Raw records
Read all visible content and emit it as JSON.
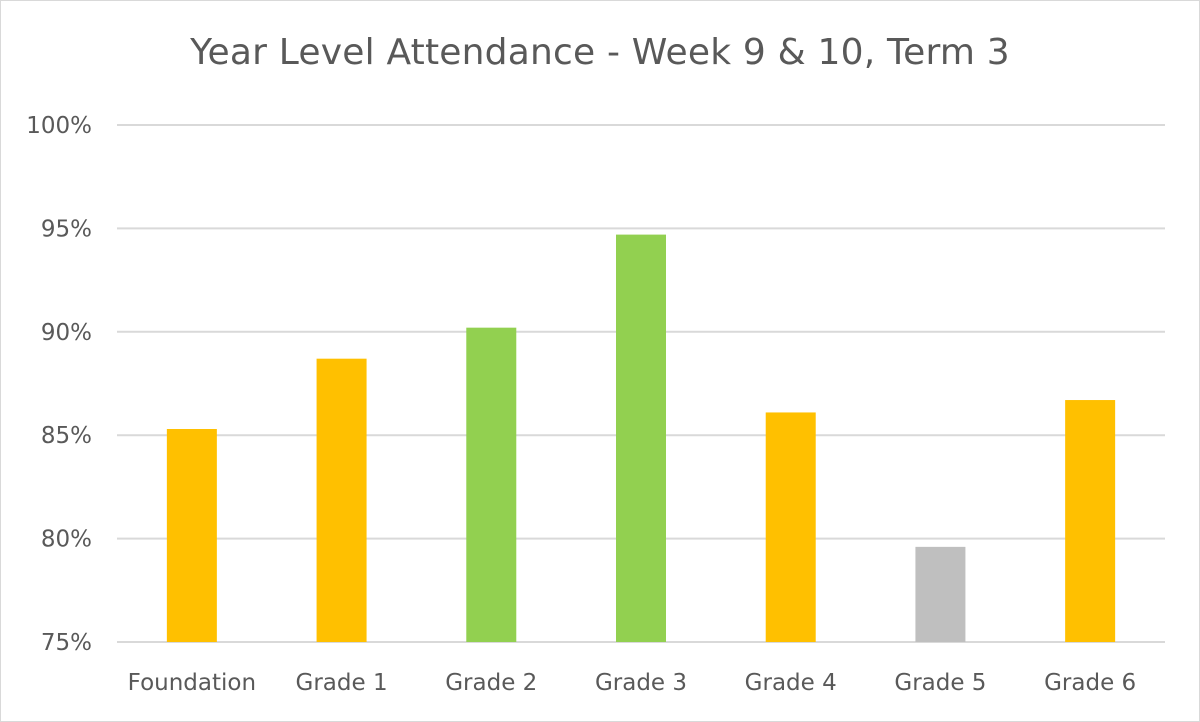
{
  "chart_data": {
    "type": "bar",
    "title": "Year Level Attendance - Week 9 & 10, Term 3",
    "xlabel": "",
    "ylabel": "",
    "categories": [
      "Foundation",
      "Grade 1",
      "Grade 2",
      "Grade 3",
      "Grade 4",
      "Grade 5",
      "Grade 6"
    ],
    "values": [
      85.3,
      88.7,
      90.2,
      94.7,
      86.1,
      79.6,
      86.7
    ],
    "ylim": [
      75,
      100
    ],
    "yticks": [
      75,
      80,
      85,
      90,
      95,
      100
    ],
    "ytick_labels": [
      "75%",
      "80%",
      "85%",
      "90%",
      "95%",
      "100%"
    ],
    "bar_colors": [
      "#FFC000",
      "#FFC000",
      "#92D050",
      "#92D050",
      "#FFC000",
      "#BFBFBF",
      "#FFC000"
    ],
    "gridlines": true,
    "legend": "none"
  },
  "colors": {
    "grid": "#d9d9d9",
    "text": "#595959"
  }
}
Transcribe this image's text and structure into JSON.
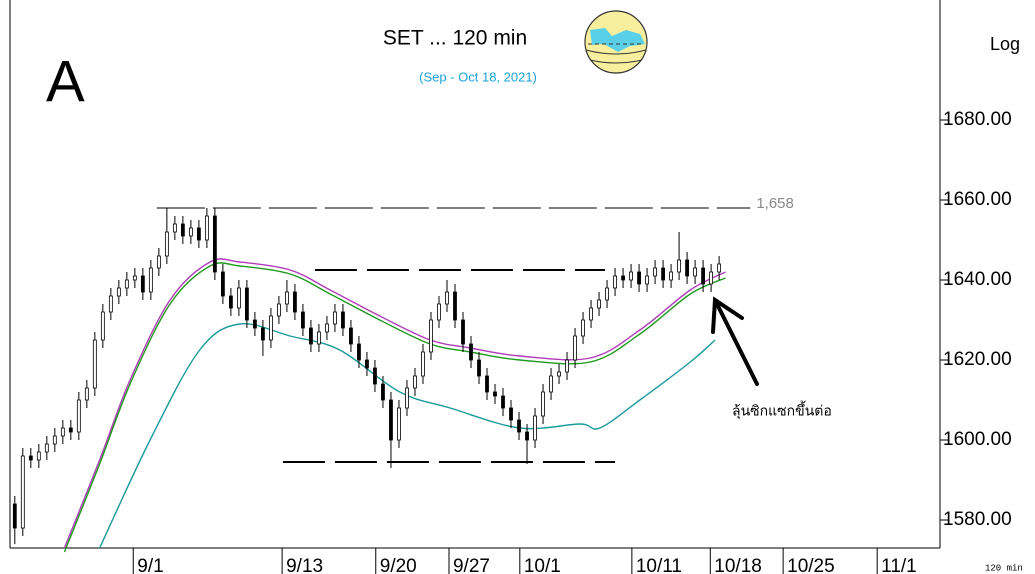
{
  "chart_data": {
    "type": "candlestick",
    "title": "SET ... 120 min",
    "subtitle": "(Sep - Oct 18, 2021)",
    "panel_label": "A",
    "scale_label": "Log",
    "footer": "120 min",
    "annotation": "ลุ้นซิกแซกขึ้นต่อ",
    "ylim": [
      1573,
      1710
    ],
    "yticks": [
      {
        "value": 1580,
        "label": "1580.00"
      },
      {
        "value": 1600,
        "label": "1600.00"
      },
      {
        "value": 1620,
        "label": "1620.00"
      },
      {
        "value": 1640,
        "label": "1640.00"
      },
      {
        "value": 1660,
        "label": "1660.00"
      },
      {
        "value": 1680,
        "label": "1680.00"
      }
    ],
    "xlim": [
      -0.6,
      115.6
    ],
    "xticks": [
      {
        "value": 14.8,
        "label": "9/1"
      },
      {
        "value": 33.4,
        "label": "9/13"
      },
      {
        "value": 45.1,
        "label": "9/20"
      },
      {
        "value": 54.25,
        "label": "9/27"
      },
      {
        "value": 63.1,
        "label": "10/1"
      },
      {
        "value": 77.1,
        "label": "10/11"
      },
      {
        "value": 86.9,
        "label": "10/18"
      },
      {
        "value": 96,
        "label": "10/25"
      },
      {
        "value": 107.75,
        "label": "11/1"
      }
    ],
    "candle_color": "#000000",
    "x": [
      0,
      1,
      2,
      3,
      4,
      5,
      6,
      7,
      8,
      9,
      10,
      11,
      12,
      13,
      14,
      15,
      16,
      17,
      18,
      19,
      20,
      21,
      22,
      23,
      24,
      25,
      26,
      27,
      28,
      29,
      30,
      31,
      32,
      33,
      34,
      35,
      36,
      37,
      38,
      39,
      40,
      41,
      42,
      43,
      44,
      45,
      46,
      47,
      48,
      49,
      50,
      51,
      52,
      53,
      54,
      55,
      56,
      57,
      58,
      59,
      60,
      61,
      62,
      63,
      64,
      65,
      66,
      67,
      68,
      69,
      70,
      71,
      72,
      73,
      74,
      75,
      76,
      77,
      78,
      79,
      80,
      81,
      82,
      83,
      84,
      85,
      86,
      87,
      88
    ],
    "ohlc": [
      [
        1584,
        1586,
        1574,
        1578
      ],
      [
        1578,
        1598,
        1576,
        1596
      ],
      [
        1596,
        1598,
        1593,
        1595
      ],
      [
        1595,
        1599,
        1593,
        1597
      ],
      [
        1597,
        1601,
        1595,
        1599
      ],
      [
        1599,
        1603,
        1597,
        1601
      ],
      [
        1601,
        1605,
        1599,
        1603
      ],
      [
        1603,
        1605,
        1600,
        1602
      ],
      [
        1602,
        1612,
        1600,
        1610
      ],
      [
        1610,
        1615,
        1608,
        1613
      ],
      [
        1613,
        1627,
        1611,
        1625
      ],
      [
        1625,
        1634,
        1623,
        1632
      ],
      [
        1632,
        1638,
        1630,
        1636
      ],
      [
        1636,
        1640,
        1634,
        1638
      ],
      [
        1638,
        1642,
        1636,
        1640
      ],
      [
        1640,
        1643,
        1638,
        1641
      ],
      [
        1641,
        1643,
        1635,
        1637
      ],
      [
        1637,
        1645,
        1635,
        1643
      ],
      [
        1643,
        1648,
        1641,
        1646
      ],
      [
        1646,
        1658,
        1644,
        1652
      ],
      [
        1652,
        1656,
        1650,
        1654
      ],
      [
        1654,
        1656,
        1649,
        1651
      ],
      [
        1651,
        1655,
        1649,
        1653
      ],
      [
        1653,
        1655,
        1648,
        1650
      ],
      [
        1650,
        1658,
        1648,
        1656
      ],
      [
        1656,
        1658,
        1640,
        1642
      ],
      [
        1642,
        1644,
        1634,
        1636
      ],
      [
        1636,
        1638,
        1631,
        1633
      ],
      [
        1633,
        1640,
        1631,
        1638
      ],
      [
        1638,
        1640,
        1628,
        1630
      ],
      [
        1630,
        1632,
        1626,
        1628
      ],
      [
        1628,
        1630,
        1621,
        1625
      ],
      [
        1625,
        1633,
        1623,
        1631
      ],
      [
        1631,
        1636,
        1629,
        1634
      ],
      [
        1634,
        1640,
        1632,
        1637
      ],
      [
        1637,
        1639,
        1630,
        1632
      ],
      [
        1632,
        1634,
        1626,
        1628
      ],
      [
        1628,
        1630,
        1622,
        1624
      ],
      [
        1624,
        1629,
        1622,
        1627
      ],
      [
        1627,
        1631,
        1625,
        1629
      ],
      [
        1629,
        1634,
        1627,
        1632
      ],
      [
        1632,
        1634,
        1626,
        1628
      ],
      [
        1628,
        1630,
        1622,
        1624
      ],
      [
        1624,
        1626,
        1618,
        1620
      ],
      [
        1620,
        1622,
        1616,
        1618
      ],
      [
        1618,
        1620,
        1612,
        1614
      ],
      [
        1614,
        1616,
        1608,
        1610
      ],
      [
        1610,
        1612,
        1593,
        1600
      ],
      [
        1600,
        1610,
        1598,
        1608
      ],
      [
        1608,
        1615,
        1606,
        1613
      ],
      [
        1613,
        1618,
        1611,
        1616
      ],
      [
        1616,
        1624,
        1614,
        1622
      ],
      [
        1622,
        1632,
        1620,
        1630
      ],
      [
        1630,
        1636,
        1628,
        1634
      ],
      [
        1634,
        1640,
        1632,
        1637
      ],
      [
        1637,
        1639,
        1628,
        1630
      ],
      [
        1630,
        1632,
        1622,
        1624
      ],
      [
        1624,
        1626,
        1618,
        1620
      ],
      [
        1620,
        1622,
        1614,
        1616
      ],
      [
        1616,
        1618,
        1610,
        1612
      ],
      [
        1612,
        1614,
        1609,
        1611
      ],
      [
        1611,
        1613,
        1606,
        1608
      ],
      [
        1608,
        1610,
        1603,
        1605
      ],
      [
        1605,
        1607,
        1600,
        1602
      ],
      [
        1602,
        1604,
        1594,
        1600
      ],
      [
        1600,
        1608,
        1598,
        1606
      ],
      [
        1606,
        1614,
        1604,
        1612
      ],
      [
        1612,
        1618,
        1610,
        1616
      ],
      [
        1616,
        1619,
        1614,
        1617
      ],
      [
        1617,
        1622,
        1615,
        1620
      ],
      [
        1620,
        1628,
        1618,
        1626
      ],
      [
        1626,
        1632,
        1624,
        1630
      ],
      [
        1630,
        1635,
        1628,
        1633
      ],
      [
        1633,
        1637,
        1631,
        1635
      ],
      [
        1635,
        1640,
        1633,
        1638
      ],
      [
        1638,
        1643,
        1636,
        1641
      ],
      [
        1641,
        1643,
        1638,
        1640
      ],
      [
        1640,
        1644,
        1638,
        1642
      ],
      [
        1642,
        1644,
        1637,
        1639
      ],
      [
        1639,
        1643,
        1637,
        1641
      ],
      [
        1641,
        1645,
        1639,
        1643
      ],
      [
        1643,
        1645,
        1638,
        1640
      ],
      [
        1640,
        1644,
        1638,
        1642
      ],
      [
        1642,
        1652,
        1640,
        1645
      ],
      [
        1645,
        1647,
        1639,
        1641
      ],
      [
        1641,
        1645,
        1639,
        1643
      ],
      [
        1643,
        1645,
        1637,
        1639
      ],
      [
        1639,
        1644,
        1637,
        1642
      ],
      [
        1642,
        1646,
        1640,
        1644
      ]
    ],
    "lines": [
      {
        "color": "#b03cb8",
        "x": [
          6.2,
          10.6,
          14.4,
          19.4,
          24.4,
          28.1,
          34.4,
          39.4,
          45.6,
          51.9,
          56.9,
          63.1,
          71.9,
          78.1,
          84.4,
          88.8
        ],
        "values": [
          1573,
          1595,
          1615,
          1635,
          1644.5,
          1644.5,
          1642.5,
          1637.5,
          1631,
          1625,
          1623,
          1621,
          1620.5,
          1627.5,
          1637.5,
          1642
        ]
      },
      {
        "color": "#1f9a1f",
        "x": [
          6.2,
          10.6,
          14.4,
          19.4,
          24.4,
          28.1,
          34.4,
          39.4,
          45.6,
          51.9,
          56.9,
          63.1,
          71.9,
          78.1,
          84.4,
          88.8
        ],
        "values": [
          1572,
          1594,
          1614,
          1634,
          1643.5,
          1643.5,
          1641.5,
          1636.5,
          1630,
          1624,
          1622,
          1620,
          1619.5,
          1626.5,
          1636.5,
          1640.5
        ]
      },
      {
        "color": "#1a9a9a",
        "x": [
          10.6,
          16.9,
          23.1,
          28.1,
          34.4,
          40.6,
          48.1,
          54.4,
          63.1,
          70.6,
          73.1,
          78.1,
          84.4,
          87.5
        ],
        "values": [
          1573,
          1600,
          1622.5,
          1629,
          1626,
          1622.5,
          1612,
          1608,
          1603,
          1604,
          1603,
          1610,
          1619.5,
          1625
        ]
      }
    ],
    "levels": [
      {
        "value": 1658,
        "label": "1,658",
        "x": [
          17.75,
          91.9
        ]
      },
      {
        "value": 1642.5,
        "x": [
          37.5,
          73.75
        ]
      },
      {
        "value": 1594.5,
        "x": [
          33.5,
          75
        ]
      }
    ]
  }
}
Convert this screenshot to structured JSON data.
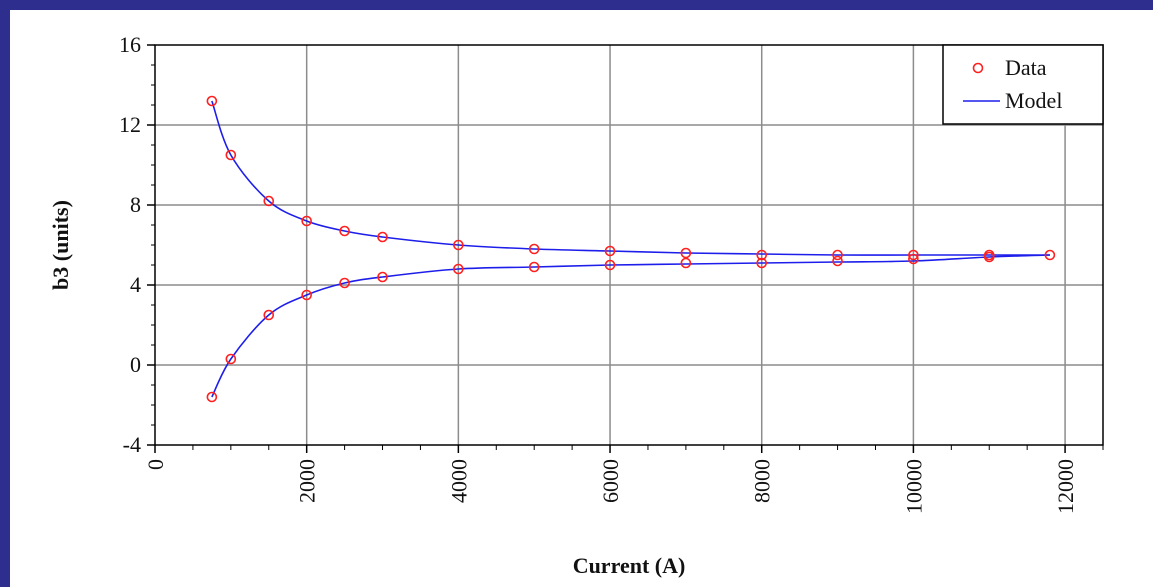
{
  "chart_data": {
    "type": "scatter",
    "title": "",
    "xlabel": "Current (A)",
    "ylabel": "b3 (units)",
    "xlim": [
      0,
      12500
    ],
    "ylim": [
      -4,
      16
    ],
    "x_ticks": [
      0,
      2000,
      4000,
      6000,
      8000,
      10000,
      12000
    ],
    "y_ticks": [
      -4,
      0,
      4,
      8,
      12,
      16
    ],
    "grid": true,
    "legend_position": "top-right",
    "colors": {
      "data": "#FF2020",
      "model": "#1E1EEB",
      "background": "#2E2E8F"
    },
    "series": [
      {
        "name": "Data",
        "style": "markers",
        "points": [
          [
            750,
            13.2
          ],
          [
            1000,
            10.5
          ],
          [
            1500,
            8.2
          ],
          [
            2000,
            7.2
          ],
          [
            2500,
            6.7
          ],
          [
            3000,
            6.4
          ],
          [
            4000,
            6.0
          ],
          [
            5000,
            5.8
          ],
          [
            6000,
            5.7
          ],
          [
            7000,
            5.6
          ],
          [
            8000,
            5.5
          ],
          [
            9000,
            5.5
          ],
          [
            10000,
            5.5
          ],
          [
            11000,
            5.5
          ],
          [
            11800,
            5.5
          ],
          [
            750,
            -1.6
          ],
          [
            1000,
            0.3
          ],
          [
            1500,
            2.5
          ],
          [
            2000,
            3.5
          ],
          [
            2500,
            4.1
          ],
          [
            3000,
            4.4
          ],
          [
            4000,
            4.8
          ],
          [
            5000,
            4.9
          ],
          [
            6000,
            5.0
          ],
          [
            7000,
            5.1
          ],
          [
            8000,
            5.1
          ],
          [
            9000,
            5.2
          ],
          [
            10000,
            5.3
          ],
          [
            11000,
            5.4
          ]
        ]
      },
      {
        "name": "Model",
        "style": "line",
        "branches": [
          [
            [
              750,
              13.2
            ],
            [
              1000,
              10.5
            ],
            [
              1500,
              8.2
            ],
            [
              2000,
              7.2
            ],
            [
              2500,
              6.7
            ],
            [
              3000,
              6.4
            ],
            [
              4000,
              6.0
            ],
            [
              5000,
              5.8
            ],
            [
              6000,
              5.7
            ],
            [
              7000,
              5.6
            ],
            [
              8000,
              5.55
            ],
            [
              9000,
              5.5
            ],
            [
              10000,
              5.5
            ],
            [
              11000,
              5.5
            ],
            [
              11800,
              5.5
            ]
          ],
          [
            [
              750,
              -1.6
            ],
            [
              1000,
              0.3
            ],
            [
              1500,
              2.5
            ],
            [
              2000,
              3.5
            ],
            [
              2500,
              4.1
            ],
            [
              3000,
              4.4
            ],
            [
              4000,
              4.8
            ],
            [
              5000,
              4.9
            ],
            [
              6000,
              5.0
            ],
            [
              7000,
              5.05
            ],
            [
              8000,
              5.1
            ],
            [
              9000,
              5.15
            ],
            [
              10000,
              5.2
            ],
            [
              11000,
              5.4
            ],
            [
              11800,
              5.5
            ]
          ]
        ]
      }
    ]
  }
}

__SET PROBLEM__
Copy each line of the preceding data that contains the string "this".

__ANSWER BELOW__
Transcribe this image's text and structure into JSON.
Convert this screenshot to structured JSON data.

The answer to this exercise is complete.